**WHAT TO WORK ON**
Collect the lines of the entries where "subtitle" shows up.

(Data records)
=====

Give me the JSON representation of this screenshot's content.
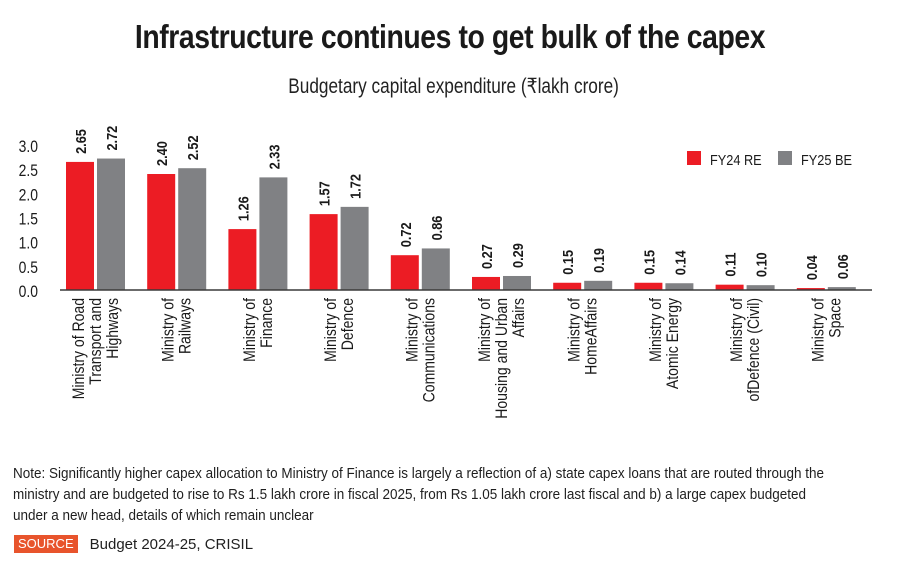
{
  "header": {
    "title": "Infrastructure continues to get bulk of the capex",
    "subtitle": "Budgetary capital expenditure (₹lakh crore)"
  },
  "chart_data": {
    "type": "bar",
    "title": "Infrastructure continues to get bulk of the capex",
    "subtitle": "Budgetary capital expenditure (₹lakh crore)",
    "ylabel": "₹ lakh crore",
    "xlabel": "",
    "ylim": [
      0,
      3.0
    ],
    "yticks": [
      "0.0",
      "0.5",
      "1.0",
      "1.5",
      "2.0",
      "2.5",
      "3.0"
    ],
    "grid": false,
    "legend_position": "top-right",
    "categories": [
      [
        "Ministry of Road",
        "Transport and",
        "Highways"
      ],
      [
        "Ministry of",
        "Railways"
      ],
      [
        "Ministry of",
        "Finance"
      ],
      [
        "Ministry of",
        "Defence"
      ],
      [
        "Ministry of",
        "Communications"
      ],
      [
        "Ministry of",
        "Housing and Urban",
        "Affairs"
      ],
      [
        "Ministry of",
        "HomeAffairs"
      ],
      [
        "Ministry of",
        "Atomic Energy"
      ],
      [
        "Ministry of",
        "ofDefence (Civil)"
      ],
      [
        "Ministry of",
        "Space"
      ]
    ],
    "series": [
      {
        "name": "FY24 RE",
        "color": "#ec1c24",
        "values": [
          2.65,
          2.4,
          1.26,
          1.57,
          0.72,
          0.27,
          0.15,
          0.15,
          0.11,
          0.04
        ],
        "labels": [
          "2.65",
          "2.40",
          "1.26",
          "1.57",
          "0.72",
          "0.27",
          "0.15",
          "0.15",
          "0.11",
          "0.04"
        ]
      },
      {
        "name": "FY25 BE",
        "color": "#808184",
        "values": [
          2.72,
          2.52,
          2.33,
          1.72,
          0.86,
          0.29,
          0.19,
          0.14,
          0.1,
          0.06
        ],
        "labels": [
          "2.72",
          "2.52",
          "2.33",
          "1.72",
          "0.86",
          "0.29",
          "0.19",
          "0.14",
          "0.10",
          "0.06"
        ]
      }
    ]
  },
  "footer": {
    "note": "Note: Significantly higher capex allocation to Ministry of Finance is largely a reflection of a) state capex loans that are routed through the ministry and are budgeted to rise to Rs 1.5 lakh crore in fiscal 2025, from Rs 1.05 lakh crore last fiscal and b) a large capex budgeted under a new head, details of which remain unclear",
    "source_label": "SOURCE",
    "source_text": "Budget 2024-25, CRISIL",
    "source_color": "#e8542c"
  }
}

=====

**RESPONSE**
    "subtitle": "Budgetary capital expenditure (₹lakh crore)"
    "subtitle": "Budgetary capital expenditure (₹lakh crore)",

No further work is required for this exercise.